### Prompt
The records that follow are to be repeated exactly, with the pictures removed.

[Information shown start]

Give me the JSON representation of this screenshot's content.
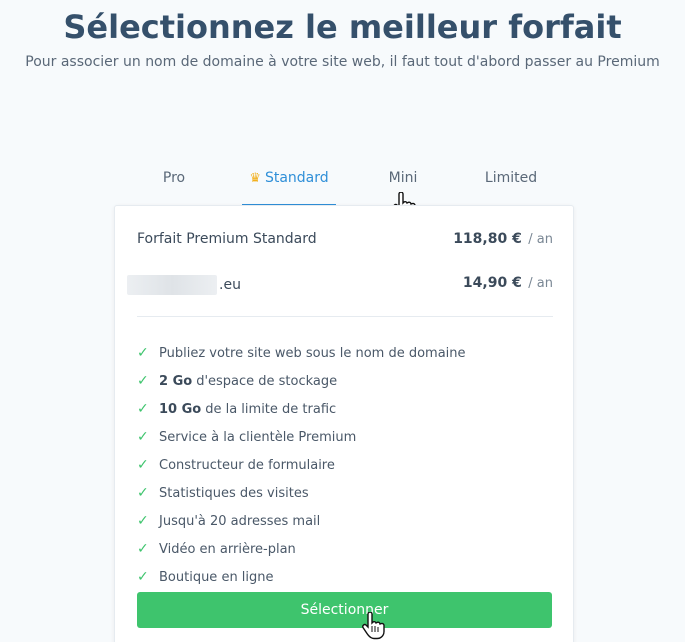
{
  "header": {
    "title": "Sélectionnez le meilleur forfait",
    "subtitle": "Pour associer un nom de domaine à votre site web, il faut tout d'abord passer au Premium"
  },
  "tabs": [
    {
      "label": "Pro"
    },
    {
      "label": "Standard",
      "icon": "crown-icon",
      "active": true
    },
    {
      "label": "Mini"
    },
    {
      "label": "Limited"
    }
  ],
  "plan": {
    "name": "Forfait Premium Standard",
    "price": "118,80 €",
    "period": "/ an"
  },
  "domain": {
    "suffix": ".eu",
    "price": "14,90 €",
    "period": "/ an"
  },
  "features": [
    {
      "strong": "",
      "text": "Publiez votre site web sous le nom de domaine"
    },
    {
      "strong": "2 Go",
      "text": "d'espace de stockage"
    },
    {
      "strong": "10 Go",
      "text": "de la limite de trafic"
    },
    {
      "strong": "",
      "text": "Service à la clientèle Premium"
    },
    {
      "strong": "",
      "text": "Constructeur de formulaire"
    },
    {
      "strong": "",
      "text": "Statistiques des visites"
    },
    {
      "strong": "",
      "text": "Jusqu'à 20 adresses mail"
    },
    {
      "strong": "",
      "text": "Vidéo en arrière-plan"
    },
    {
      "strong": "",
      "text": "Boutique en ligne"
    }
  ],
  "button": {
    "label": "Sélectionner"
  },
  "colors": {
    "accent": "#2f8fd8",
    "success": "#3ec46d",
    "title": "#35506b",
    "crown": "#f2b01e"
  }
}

[Information shown end]

### Final result
Give me the JSON representation of this screenshot's content.
{
  "header": {
    "title": "Sélectionnez le meilleur forfait",
    "subtitle": "Pour associer un nom de domaine à votre site web, il faut tout d'abord passer au Premium"
  },
  "tabs": [
    {
      "label": "Pro"
    },
    {
      "label": "Standard",
      "icon": "crown-icon",
      "active": true
    },
    {
      "label": "Mini"
    },
    {
      "label": "Limited"
    }
  ],
  "plan": {
    "name": "Forfait Premium Standard",
    "price": "118,80 €",
    "period": "/ an"
  },
  "domain": {
    "suffix": ".eu",
    "price": "14,90 €",
    "period": "/ an"
  },
  "features": [
    {
      "strong": "",
      "text": "Publiez votre site web sous le nom de domaine"
    },
    {
      "strong": "2 Go",
      "text": "d'espace de stockage"
    },
    {
      "strong": "10 Go",
      "text": "de la limite de trafic"
    },
    {
      "strong": "",
      "text": "Service à la clientèle Premium"
    },
    {
      "strong": "",
      "text": "Constructeur de formulaire"
    },
    {
      "strong": "",
      "text": "Statistiques des visites"
    },
    {
      "strong": "",
      "text": "Jusqu'à 20 adresses mail"
    },
    {
      "strong": "",
      "text": "Vidéo en arrière-plan"
    },
    {
      "strong": "",
      "text": "Boutique en ligne"
    }
  ],
  "button": {
    "label": "Sélectionner"
  },
  "colors": {
    "accent": "#2f8fd8",
    "success": "#3ec46d",
    "title": "#35506b",
    "crown": "#f2b01e"
  }
}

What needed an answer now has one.